═══ Supplied records

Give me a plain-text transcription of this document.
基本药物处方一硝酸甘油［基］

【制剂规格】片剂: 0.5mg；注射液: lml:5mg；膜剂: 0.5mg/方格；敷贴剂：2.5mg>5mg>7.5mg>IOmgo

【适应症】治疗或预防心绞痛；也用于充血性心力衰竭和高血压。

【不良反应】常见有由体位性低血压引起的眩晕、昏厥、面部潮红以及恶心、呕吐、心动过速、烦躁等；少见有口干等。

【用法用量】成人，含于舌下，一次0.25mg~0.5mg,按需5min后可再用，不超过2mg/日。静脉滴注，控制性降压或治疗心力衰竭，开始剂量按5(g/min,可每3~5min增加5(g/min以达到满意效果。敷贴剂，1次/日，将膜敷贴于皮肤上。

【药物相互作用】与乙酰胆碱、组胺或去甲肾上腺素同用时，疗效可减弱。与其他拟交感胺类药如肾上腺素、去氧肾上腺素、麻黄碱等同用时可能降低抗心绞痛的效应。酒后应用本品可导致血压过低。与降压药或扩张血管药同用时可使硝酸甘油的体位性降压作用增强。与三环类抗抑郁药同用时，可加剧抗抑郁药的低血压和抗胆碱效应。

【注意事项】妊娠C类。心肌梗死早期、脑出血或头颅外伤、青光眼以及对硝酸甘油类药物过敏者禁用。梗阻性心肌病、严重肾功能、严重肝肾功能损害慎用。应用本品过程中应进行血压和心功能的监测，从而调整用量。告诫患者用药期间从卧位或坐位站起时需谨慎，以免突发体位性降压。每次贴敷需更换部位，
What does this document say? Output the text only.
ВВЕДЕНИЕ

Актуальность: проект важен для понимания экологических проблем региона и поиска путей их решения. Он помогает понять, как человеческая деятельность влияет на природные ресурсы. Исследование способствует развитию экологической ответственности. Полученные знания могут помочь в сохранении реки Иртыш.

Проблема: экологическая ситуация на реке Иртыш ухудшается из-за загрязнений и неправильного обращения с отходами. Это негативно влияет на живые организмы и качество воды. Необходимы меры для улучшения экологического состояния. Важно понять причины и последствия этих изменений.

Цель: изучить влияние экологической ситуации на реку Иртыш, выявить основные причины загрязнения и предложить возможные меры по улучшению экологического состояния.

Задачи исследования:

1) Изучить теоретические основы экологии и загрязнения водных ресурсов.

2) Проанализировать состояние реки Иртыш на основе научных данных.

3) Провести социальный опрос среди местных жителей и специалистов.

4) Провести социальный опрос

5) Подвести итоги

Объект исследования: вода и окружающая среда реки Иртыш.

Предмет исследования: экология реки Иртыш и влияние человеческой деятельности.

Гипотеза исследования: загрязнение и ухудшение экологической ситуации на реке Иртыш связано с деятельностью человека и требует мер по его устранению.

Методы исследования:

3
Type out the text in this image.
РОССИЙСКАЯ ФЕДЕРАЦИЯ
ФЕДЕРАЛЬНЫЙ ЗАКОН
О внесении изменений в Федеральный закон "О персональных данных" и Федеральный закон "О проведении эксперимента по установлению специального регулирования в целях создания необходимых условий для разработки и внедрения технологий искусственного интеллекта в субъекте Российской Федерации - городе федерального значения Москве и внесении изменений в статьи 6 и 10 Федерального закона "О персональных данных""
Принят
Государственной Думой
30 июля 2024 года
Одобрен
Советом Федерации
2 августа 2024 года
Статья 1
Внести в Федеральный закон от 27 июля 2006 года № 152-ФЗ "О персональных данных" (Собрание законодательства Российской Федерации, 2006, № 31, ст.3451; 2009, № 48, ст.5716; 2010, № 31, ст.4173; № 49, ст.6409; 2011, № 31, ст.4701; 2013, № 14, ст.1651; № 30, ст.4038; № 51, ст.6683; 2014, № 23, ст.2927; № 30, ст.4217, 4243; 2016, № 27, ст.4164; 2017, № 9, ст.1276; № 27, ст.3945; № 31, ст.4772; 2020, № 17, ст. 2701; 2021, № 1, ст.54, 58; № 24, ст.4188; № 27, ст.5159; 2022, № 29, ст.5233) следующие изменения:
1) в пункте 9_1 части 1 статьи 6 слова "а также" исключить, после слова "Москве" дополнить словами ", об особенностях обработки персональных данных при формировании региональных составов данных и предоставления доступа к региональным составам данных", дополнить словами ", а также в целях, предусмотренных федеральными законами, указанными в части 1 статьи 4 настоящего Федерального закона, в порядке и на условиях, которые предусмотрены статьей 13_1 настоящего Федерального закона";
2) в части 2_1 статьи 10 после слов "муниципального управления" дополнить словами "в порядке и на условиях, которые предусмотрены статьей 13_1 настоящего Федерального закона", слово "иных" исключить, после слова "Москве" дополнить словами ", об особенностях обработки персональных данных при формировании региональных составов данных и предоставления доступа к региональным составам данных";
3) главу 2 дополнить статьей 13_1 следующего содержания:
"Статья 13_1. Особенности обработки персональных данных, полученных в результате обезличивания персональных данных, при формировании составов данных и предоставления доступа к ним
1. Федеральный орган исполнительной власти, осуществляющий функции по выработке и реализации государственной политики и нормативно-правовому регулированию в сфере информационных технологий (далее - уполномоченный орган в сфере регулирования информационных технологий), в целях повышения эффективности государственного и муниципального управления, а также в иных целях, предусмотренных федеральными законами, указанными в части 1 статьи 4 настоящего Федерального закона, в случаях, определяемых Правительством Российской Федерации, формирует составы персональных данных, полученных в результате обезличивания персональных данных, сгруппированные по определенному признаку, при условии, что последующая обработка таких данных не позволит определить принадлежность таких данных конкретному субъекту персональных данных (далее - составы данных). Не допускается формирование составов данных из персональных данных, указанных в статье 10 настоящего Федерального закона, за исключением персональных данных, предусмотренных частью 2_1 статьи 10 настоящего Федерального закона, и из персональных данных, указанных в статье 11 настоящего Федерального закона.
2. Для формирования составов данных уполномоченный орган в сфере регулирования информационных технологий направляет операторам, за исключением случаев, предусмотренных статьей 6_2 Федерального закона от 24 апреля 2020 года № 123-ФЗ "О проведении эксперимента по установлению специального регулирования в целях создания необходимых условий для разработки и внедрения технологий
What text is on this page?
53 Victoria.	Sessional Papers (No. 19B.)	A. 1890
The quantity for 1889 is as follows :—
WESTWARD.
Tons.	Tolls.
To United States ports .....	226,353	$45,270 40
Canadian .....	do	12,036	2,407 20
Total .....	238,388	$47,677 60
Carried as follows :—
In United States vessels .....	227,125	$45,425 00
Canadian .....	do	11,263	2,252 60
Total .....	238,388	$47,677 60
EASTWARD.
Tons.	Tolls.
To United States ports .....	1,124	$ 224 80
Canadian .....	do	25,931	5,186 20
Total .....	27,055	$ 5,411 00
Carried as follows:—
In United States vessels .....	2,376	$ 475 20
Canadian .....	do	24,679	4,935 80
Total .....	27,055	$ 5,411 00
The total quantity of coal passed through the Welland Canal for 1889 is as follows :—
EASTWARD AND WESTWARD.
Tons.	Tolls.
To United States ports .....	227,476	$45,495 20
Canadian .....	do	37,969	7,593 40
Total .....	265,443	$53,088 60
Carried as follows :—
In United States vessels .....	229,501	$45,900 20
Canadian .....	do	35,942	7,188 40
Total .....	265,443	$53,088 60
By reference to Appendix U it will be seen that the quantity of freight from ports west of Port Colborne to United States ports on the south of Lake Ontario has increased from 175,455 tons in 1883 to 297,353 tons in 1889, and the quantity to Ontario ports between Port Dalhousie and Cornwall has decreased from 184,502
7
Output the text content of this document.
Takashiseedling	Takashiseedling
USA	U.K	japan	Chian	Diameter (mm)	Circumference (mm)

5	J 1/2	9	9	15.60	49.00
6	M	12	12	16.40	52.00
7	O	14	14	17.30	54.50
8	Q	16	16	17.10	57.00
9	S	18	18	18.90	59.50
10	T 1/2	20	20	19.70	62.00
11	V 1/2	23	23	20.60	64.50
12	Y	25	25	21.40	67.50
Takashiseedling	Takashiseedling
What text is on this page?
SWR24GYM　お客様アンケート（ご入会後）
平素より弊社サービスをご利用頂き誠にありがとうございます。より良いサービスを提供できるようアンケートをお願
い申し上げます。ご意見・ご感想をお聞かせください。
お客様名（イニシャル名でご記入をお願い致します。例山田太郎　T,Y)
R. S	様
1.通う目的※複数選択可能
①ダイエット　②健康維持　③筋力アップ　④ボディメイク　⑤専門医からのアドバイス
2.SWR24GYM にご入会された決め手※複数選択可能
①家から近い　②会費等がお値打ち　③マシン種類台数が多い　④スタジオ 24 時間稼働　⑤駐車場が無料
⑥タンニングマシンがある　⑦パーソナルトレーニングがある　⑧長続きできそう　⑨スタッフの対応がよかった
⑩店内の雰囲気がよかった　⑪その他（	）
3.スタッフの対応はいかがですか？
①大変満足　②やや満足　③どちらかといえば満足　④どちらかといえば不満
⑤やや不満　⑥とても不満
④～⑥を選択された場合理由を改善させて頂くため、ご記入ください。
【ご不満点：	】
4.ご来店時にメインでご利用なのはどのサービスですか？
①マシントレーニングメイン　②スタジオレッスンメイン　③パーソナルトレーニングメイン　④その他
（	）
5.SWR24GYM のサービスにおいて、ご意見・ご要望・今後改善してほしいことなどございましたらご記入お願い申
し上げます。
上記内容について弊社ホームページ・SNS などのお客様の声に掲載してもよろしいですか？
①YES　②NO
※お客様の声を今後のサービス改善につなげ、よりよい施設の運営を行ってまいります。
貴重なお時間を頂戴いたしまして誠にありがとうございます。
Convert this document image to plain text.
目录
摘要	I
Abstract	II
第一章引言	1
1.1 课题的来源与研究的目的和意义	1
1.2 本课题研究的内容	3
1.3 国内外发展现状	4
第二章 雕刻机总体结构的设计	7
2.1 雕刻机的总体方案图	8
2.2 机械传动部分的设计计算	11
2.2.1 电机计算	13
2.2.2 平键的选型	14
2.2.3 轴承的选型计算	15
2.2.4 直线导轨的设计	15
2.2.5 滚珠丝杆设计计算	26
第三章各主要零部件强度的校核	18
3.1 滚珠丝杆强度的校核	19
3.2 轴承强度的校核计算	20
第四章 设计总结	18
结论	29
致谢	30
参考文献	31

══════

__Exercise instructions__. Return only the count of lines in the records that hold the word "опрос".

__Task answer__. 2